◆ WHAT IS BEING ASKED
Make an exact copy of all the material below, apart from the pictures.
## START MATERIAL TO PROCESS
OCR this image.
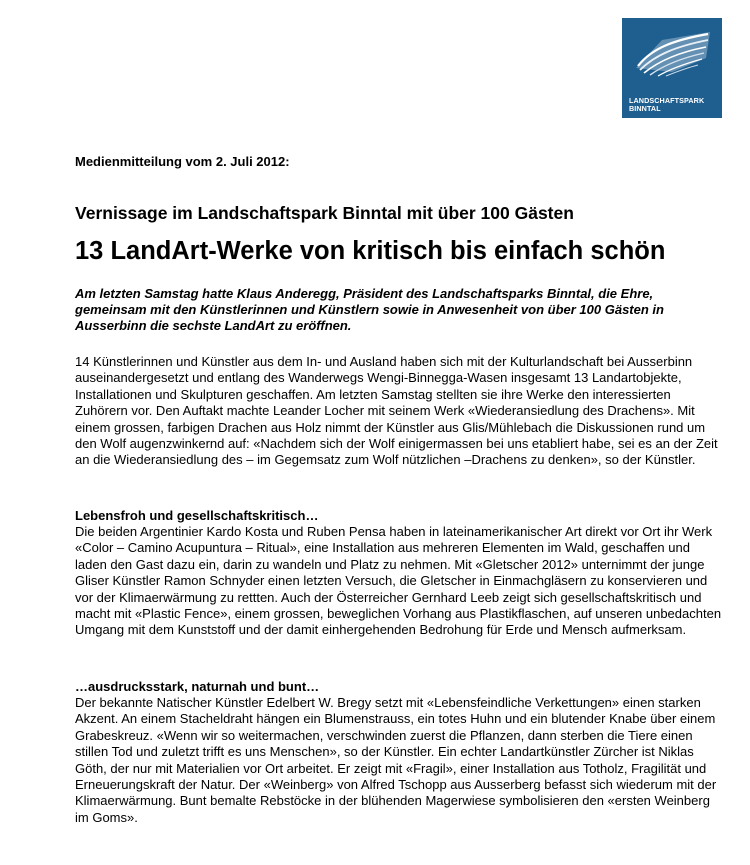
LANDSCHAFTSPARK
BINNTAL
Medienmitteilung vom 2. Juli 2012:
Vernissage im Landschaftspark Binntal mit über 100 Gästen
13 LandArt-Werke von kritisch bis einfach schön
Am letzten Samstag hatte Klaus Anderegg, Präsident des Landschaftsparks Binntal, die Ehre, gemeinsam mit den Künstlerinnen und Künstlern sowie in Anwesenheit von über 100 Gästen in Ausserbinn die sechste LandArt zu eröffnen.
14 Künstlerinnen und Künstler aus dem In- und Ausland haben sich mit der Kulturlandschaft bei Ausserbinn auseinandergesetzt und entlang des Wanderwegs Wengi-Binnegga-Wasen insgesamt 13 Landartobjekte, Installationen und Skulpturen geschaffen. Am letzten Samstag stellten sie ihre Werke den interessierten Zuhörern vor. Den Auftakt machte Leander Locher mit seinem Werk «Wiederansiedlung des Drachens». Mit einem grossen, farbigen Drachen aus Holz nimmt der Künstler aus Glis/Mühlebach die Diskussionen rund um den Wolf augenzwinkernd auf: «Nachdem sich der Wolf einigermassen bei uns etabliert habe, sei es an der Zeit an die Wiederansiedlung des – im Gegemsatz zum Wolf nützlichen –Drachens zu denken», so der Künstler.
Lebensfroh und gesellschaftskritisch…
Die beiden Argentinier Kardo Kosta und Ruben Pensa haben in lateinamerikanischer Art direkt vor Ort ihr Werk «Color – Camino Acupuntura – Ritual», eine Installation aus mehreren Elementen im Wald, geschaffen und laden den Gast dazu ein, darin zu wandeln und Platz zu nehmen. Mit «Gletscher 2012» unternimmt der junge Gliser Künstler Ramon Schnyder einen letzten Versuch, die Gletscher in Einmachgläsern zu konservieren und vor der Klimaerwärmung zu rettten. Auch der Österreicher Gernhard Leeb zeigt sich gesellschaftskritisch und macht mit «Plastic Fence», einem grossen, beweglichen Vorhang aus Plastikflaschen, auf unseren unbedachten Umgang mit dem Kunststoff und der damit einhergehenden Bedrohung für Erde und Mensch aufmerksam.
…ausdrucksstark, naturnah und bunt…
Der bekannte Natischer Künstler Edelbert W. Bregy setzt mit «Lebensfeindliche Verkettungen» einen starken Akzent. An einem Stacheldraht hängen ein Blumenstrauss, ein totes Huhn und ein blutender Knabe über einem Grabeskreuz. «Wenn wir so weitermachen, verschwinden zuerst die Pflanzen, dann sterben die Tiere einen stillen Tod und zuletzt trifft es uns Menschen», so der Künstler. Ein echter Landartkünstler Zürcher ist Niklas Göth, der nur mit Materialien vor Ort arbeitet. Er zeigt mit «Fragil», einer Installation aus Totholz, Fragilität und Erneuerungskraft der Natur. Der «Weinberg» von Alfred Tschopp aus Ausserberg befasst sich wiederum mit der Klimaerwärmung. Bunt bemalte Rebstöcke in der blühenden Magerwiese symbolisieren den «ersten Weinberg im Goms».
## END MATERIAL TO PROCESS
◆ COMPLETE OUTPUT
OCR this image.
LANDSCHAFTSPARK
BINNTAL
Medienmitteilung vom 2. Juli 2012:
Vernissage im Landschaftspark Binntal mit über 100 Gästen
13 LandArt-Werke von kritisch bis einfach schön
Am letzten Samstag hatte Klaus Anderegg, Präsident des Landschaftsparks Binntal, die Ehre, gemeinsam mit den Künstlerinnen und Künstlern sowie in Anwesenheit von über 100 Gästen in Ausserbinn die sechste LandArt zu eröffnen.
14 Künstlerinnen und Künstler aus dem In- und Ausland haben sich mit der Kulturlandschaft bei Ausserbinn auseinandergesetzt und entlang des Wanderwegs Wengi-Binnegga-Wasen insgesamt 13 Landartobjekte, Installationen und Skulpturen geschaffen. Am letzten Samstag stellten sie ihre Werke den interessierten Zuhörern vor. Den Auftakt machte Leander Locher mit seinem Werk «Wiederansiedlung des Drachens». Mit einem grossen, farbigen Drachen aus Holz nimmt der Künstler aus Glis/Mühlebach die Diskussionen rund um den Wolf augenzwinkernd auf: «Nachdem sich der Wolf einigermassen bei uns etabliert habe, sei es an der Zeit an die Wiederansiedlung des – im Gegemsatz zum Wolf nützlichen –Drachens zu denken», so der Künstler.
Lebensfroh und gesellschaftskritisch…
Die beiden Argentinier Kardo Kosta und Ruben Pensa haben in lateinamerikanischer Art direkt vor Ort ihr Werk «Color – Camino Acupuntura – Ritual», eine Installation aus mehreren Elementen im Wald, geschaffen und laden den Gast dazu ein, darin zu wandeln und Platz zu nehmen. Mit «Gletscher 2012» unternimmt der junge Gliser Künstler Ramon Schnyder einen letzten Versuch, die Gletscher in Einmachgläsern zu konservieren und vor der Klimaerwärmung zu rettten. Auch der Österreicher Gernhard Leeb zeigt sich gesellschaftskritisch und macht mit «Plastic Fence», einem grossen, beweglichen Vorhang aus Plastikflaschen, auf unseren unbedachten Umgang mit dem Kunststoff und der damit einhergehenden Bedrohung für Erde und Mensch aufmerksam.
…ausdrucksstark, naturnah und bunt…
Der bekannte Natischer Künstler Edelbert W. Bregy setzt mit «Lebensfeindliche Verkettungen» einen starken Akzent. An einem Stacheldraht hängen ein Blumenstrauss, ein totes Huhn und ein blutender Knabe über einem Grabeskreuz. «Wenn wir so weitermachen, verschwinden zuerst die Pflanzen, dann sterben die Tiere einen stillen Tod und zuletzt trifft es uns Menschen», so der Künstler. Ein echter Landartkünstler Zürcher ist Niklas Göth, der nur mit Materialien vor Ort arbeitet. Er zeigt mit «Fragil», einer Installation aus Totholz, Fragilität und Erneuerungskraft der Natur. Der «Weinberg» von Alfred Tschopp aus Ausserberg befasst sich wiederum mit der Klimaerwärmung. Bunt bemalte Rebstöcke in der blühenden Magerwiese symbolisieren den «ersten Weinberg im Goms».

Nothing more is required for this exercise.